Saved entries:
##########
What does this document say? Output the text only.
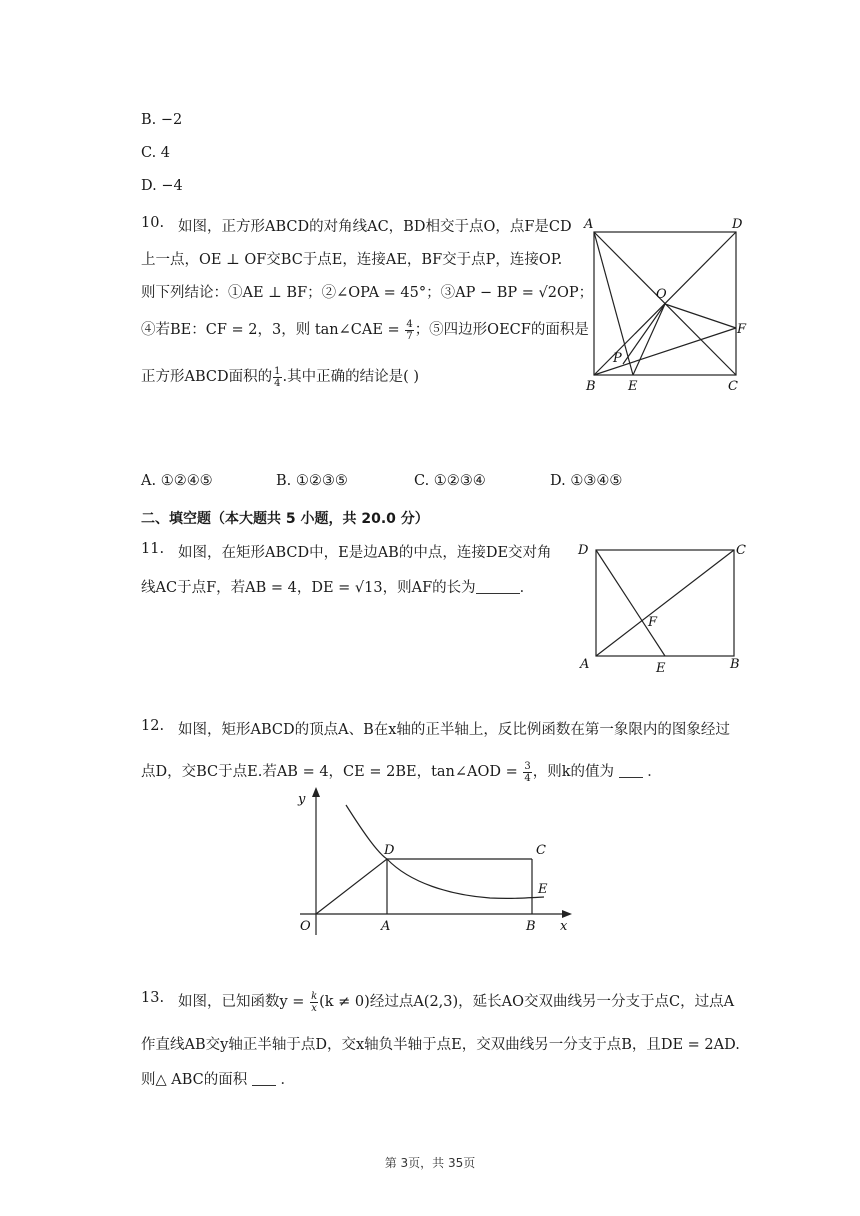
B. −2
C. 4
D. −4
10. 如图，正方形ABCD的对角线AC，BD相交于点O，点F是CD
上一点，OE ⊥ OF交BC于点E，连接AE，BF交于点P，连接OP.
则下列结论：①AE ⊥ BF；②∠OPA = 45°；③AP − BP = √2OP；
④若BE：CF = 2，3，则 tan∠CAE = $\frac{4}{7}$ ；⑤四边形OECF的面积是
正方形ABCD面积的 $\frac{1}{4}$ .其中正确的结论是( )
A	D
B	C
O
F
P
E
A. ①②④⑤	B. ①②③⑤	C. ①②③④	D. ①③④⑤
二、填空题（本大题共 5 小题，共 20.0 分）
11. 如图，在矩形ABCD中，E是边AB的中点，连接DE交对角
线AC于点F，若AB = 4，DE = √13，则AF的长为	．
D	C
A	B
E
F
12. 如图，矩形ABCD的顶点A、B在x轴的正半轴上，反比例函数在第一象限内的图象经过
点D，交BC于点E.若AB = 4，CE = 2BE，tan∠AOD = $\frac{3}{4}$ ，则k的值为 ．
y
x
O	A	B
D	C
E
13. 如图，已知函数$y = \frac{k}{x} (k \ne 0)$经过点A(2,3)，延长AO交双曲线另一分支于点C，过点A
作直线AB交y轴正半轴于点D，交x轴负半轴于点E，交双曲线另一分支于点B，且DE = 2AD.
则△ ABC的面积 ．
第 3页，共 35页
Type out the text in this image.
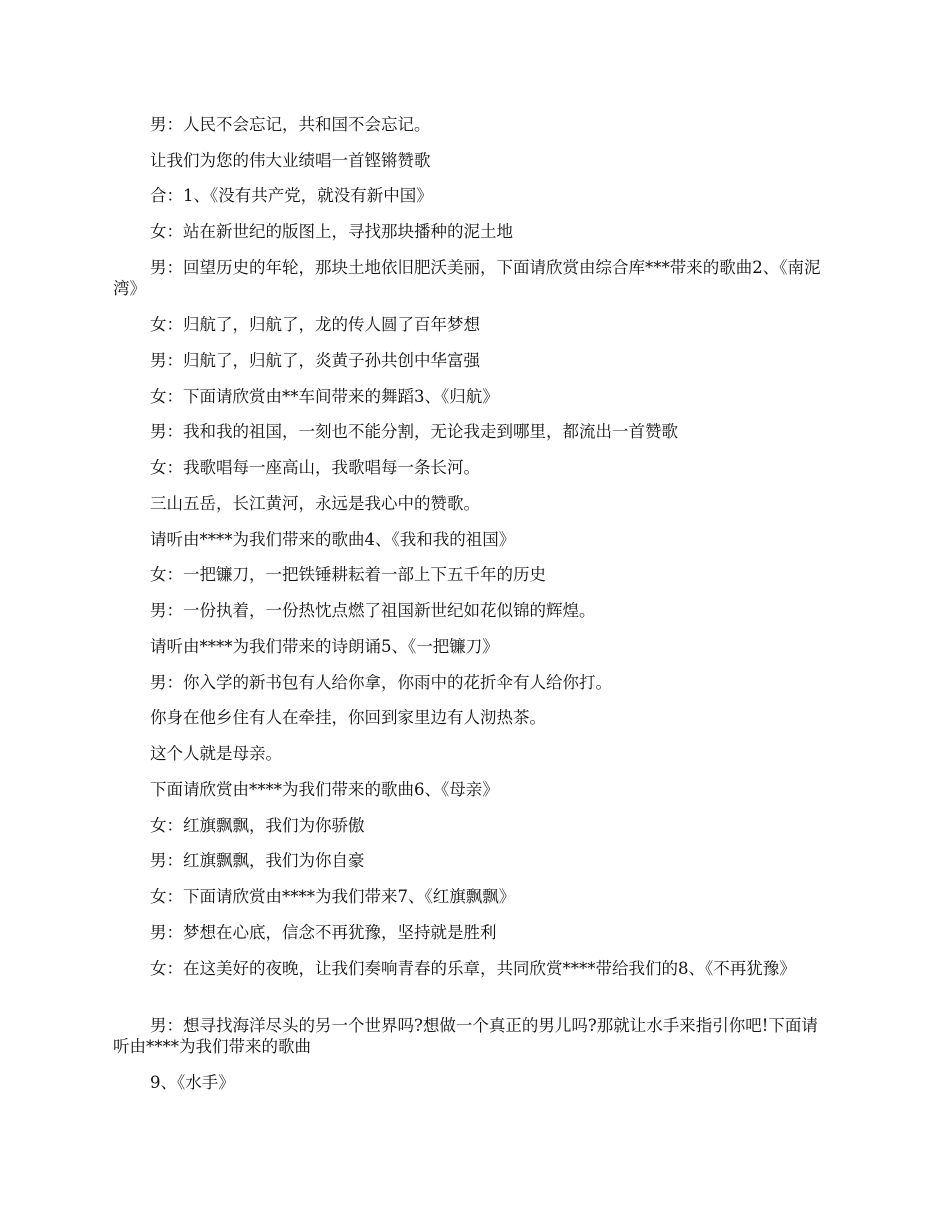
男：人民不会忘记，共和国不会忘记。

让我们为您的伟大业绩唱一首铿锵赞歌

合：1、《没有共产党，就没有新中国》

女：站在新世纪的版图上，寻找那块播种的泥土地

男：回望历史的年轮，那块土地依旧肥沃美丽，下面请欣赏由综合库***带来的歌曲2、《南泥湾》

女：归航了，归航了，龙的传人圆了百年梦想

男：归航了，归航了，炎黄子孙共创中华富强

女：下面请欣赏由**车间带来的舞蹈3、《归航》

男：我和我的祖国，一刻也不能分割，无论我走到哪里，都流出一首赞歌

女：我歌唱每一座高山，我歌唱每一条长河。

三山五岳，长江黄河，永远是我心中的赞歌。

请听由****为我们带来的歌曲4、《我和我的祖国》

女：一把镰刀，一把铁锤耕耘着一部上下五千年的历史

男：一份执着，一份热忱点燃了祖国新世纪如花似锦的辉煌。

请听由****为我们带来的诗朗诵5、《一把镰刀》

男：你入学的新书包有人给你拿，你雨中的花折伞有人给你打。

你身在他乡住有人在牵挂，你回到家里边有人沏热茶。

这个人就是母亲。

下面请欣赏由****为我们带来的歌曲6、《母亲》

女：红旗飘飘，我们为你骄傲

男：红旗飘飘，我们为你自豪

女：下面请欣赏由****为我们带来7、《红旗飘飘》

男：梦想在心底，信念不再犹豫，坚持就是胜利

女：在这美好的夜晚，让我们奏响青春的乐章，共同欣赏****带给我们的8、《不再犹豫》

男：想寻找海洋尽头的另一个世界吗?想做一个真正的男儿吗?那就让水手来指引你吧!下面请听由****为我们带来的歌曲

9、《水手》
##########
Look through the lines above and collect those with the word "一把镰刀".

Final result:
女：一把镰刀，一把铁锤耕耘着一部上下五千年的历史
请听由****为我们带来的诗朗诵5、《一把镰刀》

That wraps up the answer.